_Stored data_
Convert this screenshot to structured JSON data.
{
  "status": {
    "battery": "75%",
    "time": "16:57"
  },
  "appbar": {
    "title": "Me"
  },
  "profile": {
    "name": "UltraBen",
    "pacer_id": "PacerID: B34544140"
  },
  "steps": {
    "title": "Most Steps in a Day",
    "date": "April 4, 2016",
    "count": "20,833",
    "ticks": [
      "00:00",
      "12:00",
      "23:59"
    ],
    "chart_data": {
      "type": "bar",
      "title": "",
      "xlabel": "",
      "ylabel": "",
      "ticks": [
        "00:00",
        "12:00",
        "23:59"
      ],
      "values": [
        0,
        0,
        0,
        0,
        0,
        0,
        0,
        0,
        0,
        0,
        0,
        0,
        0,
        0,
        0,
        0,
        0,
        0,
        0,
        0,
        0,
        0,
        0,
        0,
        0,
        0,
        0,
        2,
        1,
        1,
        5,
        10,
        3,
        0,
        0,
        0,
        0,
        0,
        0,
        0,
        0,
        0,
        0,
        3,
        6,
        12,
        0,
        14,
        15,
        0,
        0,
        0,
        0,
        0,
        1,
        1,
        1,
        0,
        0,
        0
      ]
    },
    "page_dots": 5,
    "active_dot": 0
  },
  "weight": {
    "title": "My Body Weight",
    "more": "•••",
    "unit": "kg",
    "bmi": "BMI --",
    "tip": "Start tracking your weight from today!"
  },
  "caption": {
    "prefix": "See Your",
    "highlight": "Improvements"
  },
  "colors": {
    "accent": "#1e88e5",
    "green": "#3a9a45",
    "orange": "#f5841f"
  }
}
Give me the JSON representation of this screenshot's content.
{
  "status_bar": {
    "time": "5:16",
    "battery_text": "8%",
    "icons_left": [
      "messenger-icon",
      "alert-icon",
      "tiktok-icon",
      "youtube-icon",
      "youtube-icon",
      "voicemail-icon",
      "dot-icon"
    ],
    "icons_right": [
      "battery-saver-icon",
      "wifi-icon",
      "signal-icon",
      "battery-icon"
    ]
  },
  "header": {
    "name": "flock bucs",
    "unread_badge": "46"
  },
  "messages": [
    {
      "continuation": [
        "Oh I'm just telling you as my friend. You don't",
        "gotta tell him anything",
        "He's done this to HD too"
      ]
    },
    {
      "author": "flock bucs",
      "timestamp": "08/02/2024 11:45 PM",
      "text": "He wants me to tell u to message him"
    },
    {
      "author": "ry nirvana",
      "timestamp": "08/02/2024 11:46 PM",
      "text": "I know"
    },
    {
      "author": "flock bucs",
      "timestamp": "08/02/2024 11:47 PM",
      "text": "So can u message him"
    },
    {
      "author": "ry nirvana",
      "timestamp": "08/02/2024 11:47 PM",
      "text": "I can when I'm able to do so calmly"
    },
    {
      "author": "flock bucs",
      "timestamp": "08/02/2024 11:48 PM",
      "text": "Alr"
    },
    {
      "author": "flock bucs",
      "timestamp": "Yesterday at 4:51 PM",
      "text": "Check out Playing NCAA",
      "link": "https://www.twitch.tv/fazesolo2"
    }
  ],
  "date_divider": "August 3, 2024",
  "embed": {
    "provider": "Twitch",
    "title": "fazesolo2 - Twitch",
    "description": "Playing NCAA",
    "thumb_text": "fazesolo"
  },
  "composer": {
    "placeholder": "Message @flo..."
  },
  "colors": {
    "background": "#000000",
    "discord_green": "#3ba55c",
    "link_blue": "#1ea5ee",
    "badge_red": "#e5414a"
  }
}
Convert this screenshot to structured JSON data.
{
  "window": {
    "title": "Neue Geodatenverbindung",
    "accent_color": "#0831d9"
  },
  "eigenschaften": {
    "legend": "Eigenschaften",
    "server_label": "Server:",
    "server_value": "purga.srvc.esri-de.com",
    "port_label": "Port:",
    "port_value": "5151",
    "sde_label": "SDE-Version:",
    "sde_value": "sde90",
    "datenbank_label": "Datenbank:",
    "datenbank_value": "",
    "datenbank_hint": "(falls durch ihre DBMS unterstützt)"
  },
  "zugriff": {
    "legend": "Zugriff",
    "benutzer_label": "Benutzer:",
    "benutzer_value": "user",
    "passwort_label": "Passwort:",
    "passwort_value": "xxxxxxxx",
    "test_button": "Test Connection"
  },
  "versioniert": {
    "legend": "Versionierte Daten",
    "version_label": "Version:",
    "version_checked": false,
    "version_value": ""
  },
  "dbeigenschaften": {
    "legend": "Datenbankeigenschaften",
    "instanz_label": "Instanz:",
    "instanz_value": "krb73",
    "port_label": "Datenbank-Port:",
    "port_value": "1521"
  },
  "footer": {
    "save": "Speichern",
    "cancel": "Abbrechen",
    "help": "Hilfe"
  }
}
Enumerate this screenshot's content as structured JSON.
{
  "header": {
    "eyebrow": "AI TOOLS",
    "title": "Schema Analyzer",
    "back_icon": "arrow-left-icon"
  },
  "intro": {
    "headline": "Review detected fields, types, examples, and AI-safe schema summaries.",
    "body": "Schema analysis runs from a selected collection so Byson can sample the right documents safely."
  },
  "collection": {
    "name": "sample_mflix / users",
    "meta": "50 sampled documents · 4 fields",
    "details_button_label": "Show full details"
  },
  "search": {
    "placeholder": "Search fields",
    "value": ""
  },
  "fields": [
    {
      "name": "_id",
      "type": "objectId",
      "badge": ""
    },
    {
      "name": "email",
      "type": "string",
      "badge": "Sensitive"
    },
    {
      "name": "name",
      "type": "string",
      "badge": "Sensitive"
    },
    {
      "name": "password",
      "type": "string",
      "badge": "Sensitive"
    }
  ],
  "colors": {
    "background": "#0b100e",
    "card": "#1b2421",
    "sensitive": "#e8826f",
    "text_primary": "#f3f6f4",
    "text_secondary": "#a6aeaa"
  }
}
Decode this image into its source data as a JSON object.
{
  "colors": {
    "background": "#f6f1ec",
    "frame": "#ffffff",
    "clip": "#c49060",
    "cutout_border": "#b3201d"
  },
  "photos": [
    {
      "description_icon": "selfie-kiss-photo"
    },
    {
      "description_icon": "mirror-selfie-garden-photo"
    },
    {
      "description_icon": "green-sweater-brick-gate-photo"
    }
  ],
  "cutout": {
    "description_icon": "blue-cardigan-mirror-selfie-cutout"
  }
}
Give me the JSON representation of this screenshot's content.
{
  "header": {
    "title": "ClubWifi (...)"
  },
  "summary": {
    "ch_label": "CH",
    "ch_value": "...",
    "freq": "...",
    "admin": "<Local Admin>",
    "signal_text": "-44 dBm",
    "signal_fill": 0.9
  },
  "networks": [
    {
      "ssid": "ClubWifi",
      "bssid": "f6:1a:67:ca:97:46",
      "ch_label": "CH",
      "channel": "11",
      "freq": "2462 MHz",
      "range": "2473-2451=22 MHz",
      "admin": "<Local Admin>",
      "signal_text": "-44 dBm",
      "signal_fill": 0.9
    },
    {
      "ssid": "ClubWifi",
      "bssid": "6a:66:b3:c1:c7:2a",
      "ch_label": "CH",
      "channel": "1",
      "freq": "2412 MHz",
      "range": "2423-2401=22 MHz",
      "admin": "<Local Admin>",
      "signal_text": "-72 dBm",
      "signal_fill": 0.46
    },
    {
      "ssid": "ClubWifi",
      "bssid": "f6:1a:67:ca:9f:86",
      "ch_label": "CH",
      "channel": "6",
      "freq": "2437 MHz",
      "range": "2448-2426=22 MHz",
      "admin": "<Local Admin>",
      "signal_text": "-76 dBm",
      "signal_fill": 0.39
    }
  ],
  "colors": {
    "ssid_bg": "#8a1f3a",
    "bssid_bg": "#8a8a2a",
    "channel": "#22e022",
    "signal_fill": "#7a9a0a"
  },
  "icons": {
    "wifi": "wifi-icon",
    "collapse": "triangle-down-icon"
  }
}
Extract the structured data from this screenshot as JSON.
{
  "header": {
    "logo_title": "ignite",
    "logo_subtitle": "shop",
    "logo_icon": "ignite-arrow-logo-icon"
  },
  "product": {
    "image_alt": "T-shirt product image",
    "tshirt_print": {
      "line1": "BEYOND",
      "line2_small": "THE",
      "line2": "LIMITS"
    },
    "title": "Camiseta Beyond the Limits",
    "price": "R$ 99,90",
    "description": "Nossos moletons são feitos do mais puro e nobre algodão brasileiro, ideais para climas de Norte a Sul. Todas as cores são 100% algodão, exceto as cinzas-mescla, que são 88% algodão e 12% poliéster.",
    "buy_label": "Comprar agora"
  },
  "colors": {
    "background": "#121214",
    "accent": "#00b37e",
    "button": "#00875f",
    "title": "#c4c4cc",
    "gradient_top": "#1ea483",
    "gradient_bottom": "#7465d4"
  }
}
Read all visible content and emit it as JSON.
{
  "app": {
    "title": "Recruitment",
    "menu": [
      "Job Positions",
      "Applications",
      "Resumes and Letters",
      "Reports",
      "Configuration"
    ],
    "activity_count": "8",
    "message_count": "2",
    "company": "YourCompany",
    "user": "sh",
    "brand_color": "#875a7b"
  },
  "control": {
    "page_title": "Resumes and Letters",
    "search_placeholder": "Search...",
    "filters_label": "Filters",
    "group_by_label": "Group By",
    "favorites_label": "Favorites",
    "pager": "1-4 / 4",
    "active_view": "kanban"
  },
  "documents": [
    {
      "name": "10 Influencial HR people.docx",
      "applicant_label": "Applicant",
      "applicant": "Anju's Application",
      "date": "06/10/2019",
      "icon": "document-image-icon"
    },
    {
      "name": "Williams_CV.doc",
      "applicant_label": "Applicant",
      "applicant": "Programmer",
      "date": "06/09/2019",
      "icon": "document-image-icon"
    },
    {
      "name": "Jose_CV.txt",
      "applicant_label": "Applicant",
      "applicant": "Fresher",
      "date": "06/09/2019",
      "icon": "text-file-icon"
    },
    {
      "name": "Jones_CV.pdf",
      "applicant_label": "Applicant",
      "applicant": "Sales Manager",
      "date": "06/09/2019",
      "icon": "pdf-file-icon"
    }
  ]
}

_Your task_
Check each line of the records above for the string "collection", and report every line that has it.

_Final result_
    "body": "Schema analysis runs from a selected collection so Byson can sample the right documents safely."
  "collection": {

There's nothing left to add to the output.